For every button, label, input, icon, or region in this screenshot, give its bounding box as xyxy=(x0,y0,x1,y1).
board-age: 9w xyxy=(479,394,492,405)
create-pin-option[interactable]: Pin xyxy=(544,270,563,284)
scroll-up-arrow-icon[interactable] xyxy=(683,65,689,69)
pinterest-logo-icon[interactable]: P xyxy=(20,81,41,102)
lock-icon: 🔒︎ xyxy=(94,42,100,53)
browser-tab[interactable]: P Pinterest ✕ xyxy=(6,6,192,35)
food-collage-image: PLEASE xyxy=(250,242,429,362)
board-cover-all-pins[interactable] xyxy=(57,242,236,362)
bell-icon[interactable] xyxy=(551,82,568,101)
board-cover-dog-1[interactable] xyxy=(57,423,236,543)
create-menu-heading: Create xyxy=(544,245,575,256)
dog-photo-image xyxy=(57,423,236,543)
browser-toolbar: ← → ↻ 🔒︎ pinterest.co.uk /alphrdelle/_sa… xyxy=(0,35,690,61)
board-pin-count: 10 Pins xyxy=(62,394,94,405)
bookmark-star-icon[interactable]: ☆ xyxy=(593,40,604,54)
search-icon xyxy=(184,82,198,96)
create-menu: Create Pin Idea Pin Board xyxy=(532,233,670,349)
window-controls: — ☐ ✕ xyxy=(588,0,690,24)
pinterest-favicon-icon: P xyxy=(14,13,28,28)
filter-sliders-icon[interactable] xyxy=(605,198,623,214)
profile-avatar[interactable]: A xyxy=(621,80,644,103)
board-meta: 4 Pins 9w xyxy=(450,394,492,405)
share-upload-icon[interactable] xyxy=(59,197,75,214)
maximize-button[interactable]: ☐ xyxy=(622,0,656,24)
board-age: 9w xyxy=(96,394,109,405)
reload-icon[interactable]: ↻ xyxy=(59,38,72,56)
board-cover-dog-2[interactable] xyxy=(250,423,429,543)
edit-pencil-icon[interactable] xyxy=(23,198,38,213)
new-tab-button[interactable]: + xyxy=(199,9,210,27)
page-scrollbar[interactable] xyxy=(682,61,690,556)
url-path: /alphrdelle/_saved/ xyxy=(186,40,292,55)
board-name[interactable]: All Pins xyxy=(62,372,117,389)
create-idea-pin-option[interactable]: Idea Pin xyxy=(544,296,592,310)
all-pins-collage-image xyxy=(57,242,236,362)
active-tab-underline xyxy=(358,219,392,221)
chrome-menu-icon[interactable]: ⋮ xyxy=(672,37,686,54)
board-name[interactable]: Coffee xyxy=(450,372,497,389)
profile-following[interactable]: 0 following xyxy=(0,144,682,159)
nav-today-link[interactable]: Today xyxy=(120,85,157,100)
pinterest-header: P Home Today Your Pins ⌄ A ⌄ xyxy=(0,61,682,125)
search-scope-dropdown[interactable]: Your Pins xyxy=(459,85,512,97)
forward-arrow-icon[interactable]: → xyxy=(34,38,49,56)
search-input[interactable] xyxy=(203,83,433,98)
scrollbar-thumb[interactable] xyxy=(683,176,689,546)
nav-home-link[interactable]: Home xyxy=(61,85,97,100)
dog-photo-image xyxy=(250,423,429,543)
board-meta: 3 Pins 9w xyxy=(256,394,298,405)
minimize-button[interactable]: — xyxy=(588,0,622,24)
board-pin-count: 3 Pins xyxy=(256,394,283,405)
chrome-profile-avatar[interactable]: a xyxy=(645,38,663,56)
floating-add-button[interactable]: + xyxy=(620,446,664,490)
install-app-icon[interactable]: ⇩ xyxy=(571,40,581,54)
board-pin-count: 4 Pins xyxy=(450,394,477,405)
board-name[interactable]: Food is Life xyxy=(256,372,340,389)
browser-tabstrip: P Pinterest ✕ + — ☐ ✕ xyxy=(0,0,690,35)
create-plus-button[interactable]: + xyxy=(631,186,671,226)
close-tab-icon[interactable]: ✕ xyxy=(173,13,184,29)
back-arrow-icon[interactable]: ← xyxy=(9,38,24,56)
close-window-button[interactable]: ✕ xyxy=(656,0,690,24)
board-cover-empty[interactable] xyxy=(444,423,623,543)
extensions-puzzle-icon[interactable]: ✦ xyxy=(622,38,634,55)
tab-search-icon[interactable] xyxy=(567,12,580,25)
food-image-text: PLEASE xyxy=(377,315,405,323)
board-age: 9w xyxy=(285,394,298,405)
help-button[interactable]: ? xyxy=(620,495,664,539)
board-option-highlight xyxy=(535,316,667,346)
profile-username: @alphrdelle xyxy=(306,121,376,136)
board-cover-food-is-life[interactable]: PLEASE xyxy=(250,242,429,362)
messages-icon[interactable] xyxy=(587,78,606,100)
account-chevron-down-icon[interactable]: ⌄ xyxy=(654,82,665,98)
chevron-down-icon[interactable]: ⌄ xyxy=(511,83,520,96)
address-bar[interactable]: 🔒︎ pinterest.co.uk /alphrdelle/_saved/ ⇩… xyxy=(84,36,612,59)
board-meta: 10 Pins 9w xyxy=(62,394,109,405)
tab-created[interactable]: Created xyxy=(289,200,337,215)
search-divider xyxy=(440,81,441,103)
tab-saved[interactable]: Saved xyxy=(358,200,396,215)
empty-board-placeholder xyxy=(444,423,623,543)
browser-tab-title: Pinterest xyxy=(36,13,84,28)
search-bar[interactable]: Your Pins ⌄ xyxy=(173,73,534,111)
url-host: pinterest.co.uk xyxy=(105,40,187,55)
□ □ □ □ □
■ Given problem
Retype the items word for word, starting with the very first line and stopping after the line that contains "page-scrollbar[interactable] xyxy=(682,61,690,556)".

■ Exercise output
For every button, label, input, icon, or region in this screenshot, give its bounding box as xyxy=(x0,y0,x1,y1).
board-age: 9w xyxy=(479,394,492,405)
create-pin-option[interactable]: Pin xyxy=(544,270,563,284)
scroll-up-arrow-icon[interactable] xyxy=(683,65,689,69)
pinterest-logo-icon[interactable]: P xyxy=(20,81,41,102)
lock-icon: 🔒︎ xyxy=(94,42,100,53)
browser-tab[interactable]: P Pinterest ✕ xyxy=(6,6,192,35)
food-collage-image: PLEASE xyxy=(250,242,429,362)
board-cover-all-pins[interactable] xyxy=(57,242,236,362)
bell-icon[interactable] xyxy=(551,82,568,101)
board-cover-dog-1[interactable] xyxy=(57,423,236,543)
create-menu-heading: Create xyxy=(544,245,575,256)
dog-photo-image xyxy=(57,423,236,543)
browser-toolbar: ← → ↻ 🔒︎ pinterest.co.uk /alphrdelle/_sa… xyxy=(0,35,690,61)
board-pin-count: 10 Pins xyxy=(62,394,94,405)
bookmark-star-icon[interactable]: ☆ xyxy=(593,40,604,54)
search-icon xyxy=(184,82,198,96)
create-menu: Create Pin Idea Pin Board xyxy=(532,233,670,349)
window-controls: — ☐ ✕ xyxy=(588,0,690,24)
pinterest-favicon-icon: P xyxy=(14,13,28,28)
filter-sliders-icon[interactable] xyxy=(605,198,623,214)
profile-avatar[interactable]: A xyxy=(621,80,644,103)
board-meta: 4 Pins 9w xyxy=(450,394,492,405)
share-upload-icon[interactable] xyxy=(59,197,75,214)
maximize-button[interactable]: ☐ xyxy=(622,0,656,24)
board-age: 9w xyxy=(96,394,109,405)
reload-icon[interactable]: ↻ xyxy=(59,38,72,56)
board-cover-dog-2[interactable] xyxy=(250,423,429,543)
edit-pencil-icon[interactable] xyxy=(23,198,38,213)
new-tab-button[interactable]: + xyxy=(199,9,210,27)
page-scrollbar[interactable] xyxy=(682,61,690,556)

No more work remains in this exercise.